State how many lines in these records contain the word "title", and nothing else.

**RECORDS FOR THE EXERCISE**.
☆ ☆ ☆ ☆ ☆ ☆ ☆
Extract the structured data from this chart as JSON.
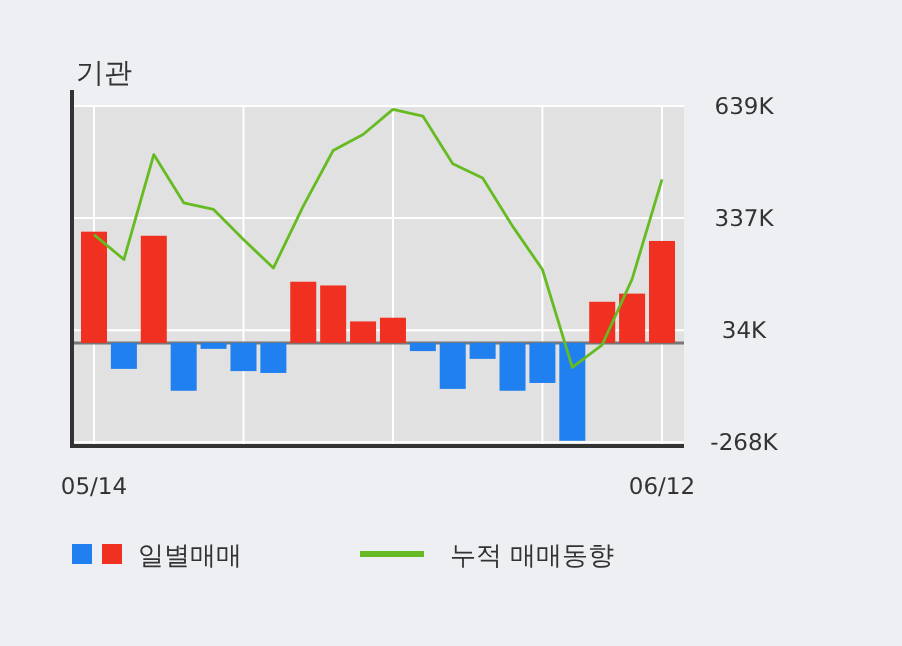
{
  "chart_data": {
    "type": "bar",
    "title": "기관",
    "categories": [
      "05/14",
      null,
      null,
      null,
      null,
      null,
      null,
      null,
      null,
      null,
      null,
      null,
      null,
      null,
      null,
      null,
      null,
      null,
      null,
      "06/12"
    ],
    "series": [
      {
        "name": "일별매매",
        "colors": [
          "#f03020",
          "#2080f0",
          "#f03020",
          "#2080f0",
          "#2080f0",
          "#2080f0",
          "#2080f0",
          "#f03020",
          "#f03020",
          "#f03020",
          "#f03020",
          "#2080f0",
          "#2080f0",
          "#2080f0",
          "#2080f0",
          "#2080f0",
          "#2080f0",
          "#f03020",
          "#f03020",
          "#f03020"
        ],
        "values": [
          300,
          -70,
          289,
          -129,
          -16,
          -76,
          -81,
          165,
          155,
          58,
          68,
          -22,
          -124,
          -43,
          -129,
          -108,
          -264,
          111,
          133,
          275
        ]
      },
      {
        "name": "누적 매매동향",
        "type": "line",
        "color": "#66bb22",
        "values": [
          292,
          225,
          508,
          378,
          360,
          279,
          202,
          369,
          519,
          562,
          630,
          612,
          483,
          445,
          315,
          198,
          -66,
          -5,
          172,
          441
        ]
      }
    ],
    "ylim": [
      -278,
      639
    ],
    "yticks": [
      {
        "value": 639,
        "label": "639K"
      },
      {
        "value": 337,
        "label": "337K"
      },
      {
        "value": 34,
        "label": "34K"
      },
      {
        "value": -268,
        "label": "-268K"
      }
    ],
    "grid": true,
    "legend": "bottom"
  }
}
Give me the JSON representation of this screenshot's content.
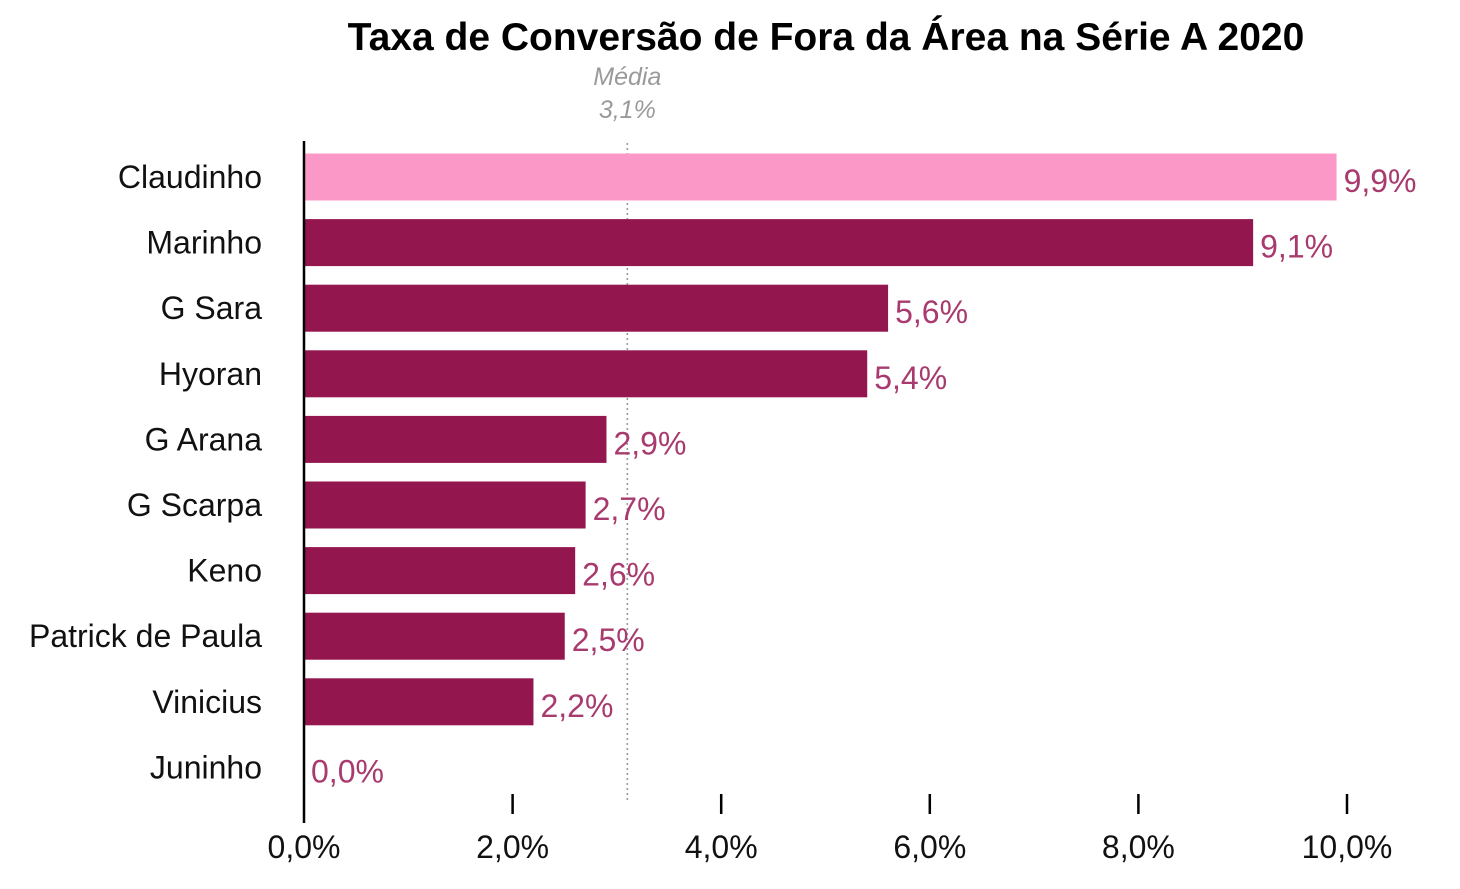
{
  "chart_data": {
    "type": "bar",
    "orientation": "horizontal",
    "title": "Taxa de Conversão de Fora da Área na Série A 2020",
    "categories": [
      "Claudinho",
      "Marinho",
      "G Sara",
      "Hyoran",
      "G Arana",
      "G Scarpa",
      "Keno",
      "Patrick de Paula",
      "Vinicius",
      "Juninho"
    ],
    "values": [
      9.9,
      9.1,
      5.6,
      5.4,
      2.9,
      2.7,
      2.6,
      2.5,
      2.2,
      0.0
    ],
    "value_labels": [
      "9,9%",
      "9,1%",
      "5,6%",
      "5,4%",
      "2,9%",
      "2,7%",
      "2,6%",
      "2,5%",
      "2,2%",
      "0,0%"
    ],
    "xlim": [
      0,
      10
    ],
    "xticks": [
      0,
      2,
      4,
      6,
      8,
      10
    ],
    "xtick_labels": [
      "0,0%",
      "2,0%",
      "4,0%",
      "6,0%",
      "8,0%",
      "10,0%"
    ],
    "reference_line": {
      "value": 3.1,
      "label": "Média",
      "value_label": "3,1%",
      "color": "#9a9a9a",
      "style": "dotted"
    },
    "highlight_category": "Claudinho",
    "grid": false,
    "legend": "none"
  },
  "colors": {
    "bar": "#93164f",
    "bar_highlight": "#fc98c8",
    "value_label": "#a83a6e",
    "value_label_highlight": "#a83a6e",
    "axis": "#000000",
    "title": "#000000"
  }
}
☆ ☆ ☆ ☆ ☆ ☆ ☆
**TASK SOLUTION**. 3